-- begin --
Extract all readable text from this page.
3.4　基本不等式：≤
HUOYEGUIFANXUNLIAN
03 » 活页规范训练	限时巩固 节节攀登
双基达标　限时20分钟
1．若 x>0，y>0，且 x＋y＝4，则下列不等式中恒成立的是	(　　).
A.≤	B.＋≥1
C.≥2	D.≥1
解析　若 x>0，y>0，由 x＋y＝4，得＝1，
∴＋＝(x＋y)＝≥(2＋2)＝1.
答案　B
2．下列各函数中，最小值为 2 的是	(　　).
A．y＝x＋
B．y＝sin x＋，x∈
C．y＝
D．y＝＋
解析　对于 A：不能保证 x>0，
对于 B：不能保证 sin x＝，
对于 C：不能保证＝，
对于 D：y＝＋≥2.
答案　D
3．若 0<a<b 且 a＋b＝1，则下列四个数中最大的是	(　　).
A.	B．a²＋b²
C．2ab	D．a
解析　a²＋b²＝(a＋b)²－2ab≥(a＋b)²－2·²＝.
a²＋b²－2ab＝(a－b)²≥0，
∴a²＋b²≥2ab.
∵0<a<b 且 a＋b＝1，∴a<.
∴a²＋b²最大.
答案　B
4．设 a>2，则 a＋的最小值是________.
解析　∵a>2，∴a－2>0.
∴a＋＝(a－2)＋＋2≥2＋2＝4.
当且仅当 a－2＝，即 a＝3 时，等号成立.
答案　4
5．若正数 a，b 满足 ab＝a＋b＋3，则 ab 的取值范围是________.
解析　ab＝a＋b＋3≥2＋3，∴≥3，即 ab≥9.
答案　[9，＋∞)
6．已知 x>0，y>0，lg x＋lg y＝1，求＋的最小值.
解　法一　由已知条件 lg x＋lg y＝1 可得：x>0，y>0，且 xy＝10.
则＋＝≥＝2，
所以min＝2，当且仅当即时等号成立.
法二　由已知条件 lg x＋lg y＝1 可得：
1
-- end --
Give the count of lines that hold the word "由已知条件", with nothing added.

2